§ **SET EXERCISE**:
Below are some records; reproduce every one of them exactly.

§ **INFORMATION PROVIDED**:
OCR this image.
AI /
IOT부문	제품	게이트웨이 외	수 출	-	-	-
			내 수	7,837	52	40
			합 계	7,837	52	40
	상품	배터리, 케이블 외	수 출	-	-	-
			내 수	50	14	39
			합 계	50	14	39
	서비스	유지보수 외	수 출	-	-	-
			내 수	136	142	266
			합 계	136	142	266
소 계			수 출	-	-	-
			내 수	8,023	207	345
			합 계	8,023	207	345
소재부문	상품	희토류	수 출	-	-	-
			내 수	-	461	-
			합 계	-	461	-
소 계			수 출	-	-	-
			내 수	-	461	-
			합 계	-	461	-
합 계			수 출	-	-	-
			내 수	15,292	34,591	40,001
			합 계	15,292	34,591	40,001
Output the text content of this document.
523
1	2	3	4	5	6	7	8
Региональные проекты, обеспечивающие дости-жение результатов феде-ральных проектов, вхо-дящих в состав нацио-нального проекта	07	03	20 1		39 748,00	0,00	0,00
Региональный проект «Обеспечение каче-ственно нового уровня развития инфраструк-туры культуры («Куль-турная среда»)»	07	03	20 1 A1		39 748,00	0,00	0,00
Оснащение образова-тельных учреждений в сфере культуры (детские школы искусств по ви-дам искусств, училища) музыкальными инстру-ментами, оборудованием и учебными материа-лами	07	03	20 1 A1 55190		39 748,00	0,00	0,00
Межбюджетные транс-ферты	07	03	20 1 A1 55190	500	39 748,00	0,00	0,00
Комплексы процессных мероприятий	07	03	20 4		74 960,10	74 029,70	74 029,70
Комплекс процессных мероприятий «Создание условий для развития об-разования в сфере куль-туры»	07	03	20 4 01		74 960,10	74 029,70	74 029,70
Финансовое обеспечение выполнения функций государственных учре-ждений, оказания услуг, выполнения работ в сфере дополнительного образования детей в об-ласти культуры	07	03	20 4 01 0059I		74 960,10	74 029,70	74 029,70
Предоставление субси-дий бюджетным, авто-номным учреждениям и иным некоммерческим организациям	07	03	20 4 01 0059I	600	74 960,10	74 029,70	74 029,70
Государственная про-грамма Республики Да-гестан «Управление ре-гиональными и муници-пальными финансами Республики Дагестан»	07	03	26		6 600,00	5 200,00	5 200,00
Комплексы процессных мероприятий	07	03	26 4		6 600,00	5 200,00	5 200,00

§ **WRITTEN RESPONSE**:
OCR this image.
AI /
IOT부문	제품	게이트웨이 외	수 출	-	-	-
			내 수	7,837	52	40
			합 계	7,837	52	40
	상품	배터리, 케이블 외	수 출	-	-	-
			내 수	50	14	39
			합 계	50	14	39
	서비스	유지보수 외	수 출	-	-	-
			내 수	136	142	266
			합 계	136	142	266
소 계			수 출	-	-	-
			내 수	8,023	207	345
			합 계	8,023	207	345
소재부문	상품	희토류	수 출	-	-	-
			내 수	-	461	-
			합 계	-	461	-
소 계			수 출	-	-	-
			내 수	-	461	-
			합 계	-	461	-
합 계			수 출	-	-	-
			내 수	15,292	34,591	40,001
			합 계	15,292	34,591	40,001
Output the text content of this document.
523
1	2	3	4	5	6	7	8
Региональные проекты, обеспечивающие дости-жение результатов феде-ральных проектов, вхо-дящих в состав нацио-нального проекта	07	03	20 1		39 748,00	0,00	0,00
Региональный проект «Обеспечение каче-ственно нового уровня развития инфраструк-туры культуры («Куль-турная среда»)»	07	03	20 1 A1		39 748,00	0,00	0,00
Оснащение образова-тельных учреждений в сфере культуры (детские школы искусств по ви-дам искусств, училища) музыкальными инстру-ментами, оборудованием и учебными материа-лами	07	03	20 1 A1 55190		39 748,00	0,00	0,00
Межбюджетные транс-ферты	07	03	20 1 A1 55190	500	39 748,00	0,00	0,00
Комплексы процессных мероприятий	07	03	20 4		74 960,10	74 029,70	74 029,70
Комплекс процессных мероприятий «Создание условий для развития об-разования в сфере куль-туры»	07	03	20 4 01		74 960,10	74 029,70	74 029,70
Финансовое обеспечение выполнения функций государственных учре-ждений, оказания услуг, выполнения работ в сфере дополнительного образования детей в об-ласти культуры	07	03	20 4 01 0059I		74 960,10	74 029,70	74 029,70
Предоставление субси-дий бюджетным, авто-номным учреждениям и иным некоммерческим организациям	07	03	20 4 01 0059I	600	74 960,10	74 029,70	74 029,70
Государственная про-грамма Республики Да-гестан «Управление ре-гиональными и муници-пальными финансами Республики Дагестан»	07	03	26		6 600,00	5 200,00	5 200,00
Комплексы процессных мероприятий	07	03	26 4		6 600,00	5 200,00	5 200,00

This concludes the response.